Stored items
━━━━━━━━━━━━━━━━

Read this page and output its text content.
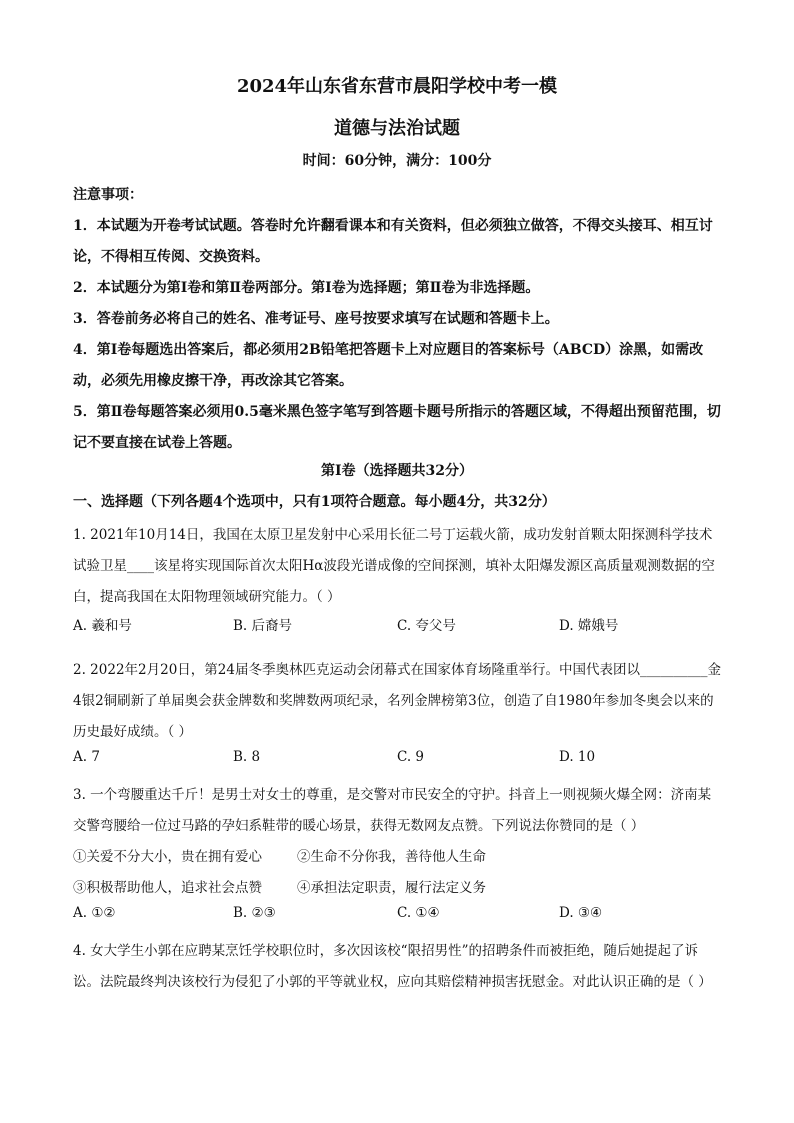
2024年山东省东营市晨阳学校中考一模
道德与法治试题
时间：60分钟，满分：100分

注意事项：

1．本试题为开卷考试试题。答卷时允许翻看课本和有关资料，但必须独立做答，不得交头接耳、相互讨论，不得相互传阅、交换资料。

2．本试题分为第Ⅰ卷和第Ⅱ卷两部分。第Ⅰ卷为选择题；第Ⅱ卷为非选择题。

3．答卷前务必将自己的姓名、准考证号、座号按要求填写在试题和答题卡上。

4．第Ⅰ卷每题选出答案后，都必须用2B铅笔把答题卡上对应题目的答案标号（ABCD）涂黑，如需改动，必须先用橡皮擦干净，再改涂其它答案。

5．第Ⅱ卷每题答案必须用0.5毫米黑色签字笔写到答题卡题号所指示的答题区域，不得超出预留范围，切记不要直接在试卷上答题。

第Ⅰ卷（选择题共32分）
一、选择题（下列各题4个选项中，只有1项符合题意。每小题4分，共32分）

1. 2021年10月14日，我国在太原卫星发射中心采用长征二号丁运载火箭，成功发射首颗太阳探测科学技术试验卫星____该星将实现国际首次太阳Hα波段光谱成像的空间探测，填补太阳爆发源区高质量观测数据的空白，提高我国在太阳物理领域研究能力。（ ）

A. 羲和号	B. 后裔号	C. 夸父号	D. 嫦娥号

2. 2022年2月20日，第24届冬季奥林匹克运动会闭幕式在国家体育场隆重举行。中国代表团以__________金4银2铜刷新了单届奥会获金牌数和奖牌数两项纪录，名列金牌榜第3位，创造了自1980年参加冬奥会以来的历史最好成绩。（ ）

A. 7	B. 8	C. 9	D. 10

3. 一个弯腰重达千斤！是男士对女士的尊重，是交警对市民安全的守护。抖音上一则视频火爆全网：济南某交警弯腰给一位过马路的孕妇系鞋带的暖心场景，获得无数网友点赞。下列说法你赞同的是（ ）

①关爱不分大小，贵在拥有爱心	②生命不分你我，善待他人生命
③积极帮助他人，追求社会点赞	④承担法定职责，履行法定义务
A. ①②	B. ②③	C. ①④	D. ③④

4. 女大学生小郭在应聘某烹饪学校职位时，多次因该校“限招男性”的招聘条件而被拒绝，随后她提起了诉讼。法院最终判决该校行为侵犯了小郭的平等就业权，应向其赔偿精神损害抚慰金。对此认识正确的是（ ）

━━━━━━━━━━━━━━━━

Written exercise: Each entry shown above must be quoted exactly, with its pictures left out.

Full solution:
Read this page and output its text content.
2024年山东省东营市晨阳学校中考一模
道德与法治试题
时间：60分钟，满分：100分

注意事项：

1．本试题为开卷考试试题。答卷时允许翻看课本和有关资料，但必须独立做答，不得交头接耳、相互讨论，不得相互传阅、交换资料。

2．本试题分为第Ⅰ卷和第Ⅱ卷两部分。第Ⅰ卷为选择题；第Ⅱ卷为非选择题。

3．答卷前务必将自己的姓名、准考证号、座号按要求填写在试题和答题卡上。

4．第Ⅰ卷每题选出答案后，都必须用2B铅笔把答题卡上对应题目的答案标号（ABCD）涂黑，如需改动，必须先用橡皮擦干净，再改涂其它答案。

5．第Ⅱ卷每题答案必须用0.5毫米黑色签字笔写到答题卡题号所指示的答题区域，不得超出预留范围，切记不要直接在试卷上答题。

第Ⅰ卷（选择题共32分）
一、选择题（下列各题4个选项中，只有1项符合题意。每小题4分，共32分）

1. 2021年10月14日，我国在太原卫星发射中心采用长征二号丁运载火箭，成功发射首颗太阳探测科学技术试验卫星____该星将实现国际首次太阳Hα波段光谱成像的空间探测，填补太阳爆发源区高质量观测数据的空白，提高我国在太阳物理领域研究能力。（ ）

A. 羲和号	B. 后裔号	C. 夸父号	D. 嫦娥号

2. 2022年2月20日，第24届冬季奥林匹克运动会闭幕式在国家体育场隆重举行。中国代表团以__________金4银2铜刷新了单届奥会获金牌数和奖牌数两项纪录，名列金牌榜第3位，创造了自1980年参加冬奥会以来的历史最好成绩。（ ）

A. 7	B. 8	C. 9	D. 10

3. 一个弯腰重达千斤！是男士对女士的尊重，是交警对市民安全的守护。抖音上一则视频火爆全网：济南某交警弯腰给一位过马路的孕妇系鞋带的暖心场景，获得无数网友点赞。下列说法你赞同的是（ ）

①关爱不分大小，贵在拥有爱心	②生命不分你我，善待他人生命
③积极帮助他人，追求社会点赞	④承担法定职责，履行法定义务
A. ①②	B. ②③	C. ①④	D. ③④

4. 女大学生小郭在应聘某烹饪学校职位时，多次因该校“限招男性”的招聘条件而被拒绝，随后她提起了诉讼。法院最终判决该校行为侵犯了小郭的平等就业权，应向其赔偿精神损害抚慰金。对此认识正确的是（ ）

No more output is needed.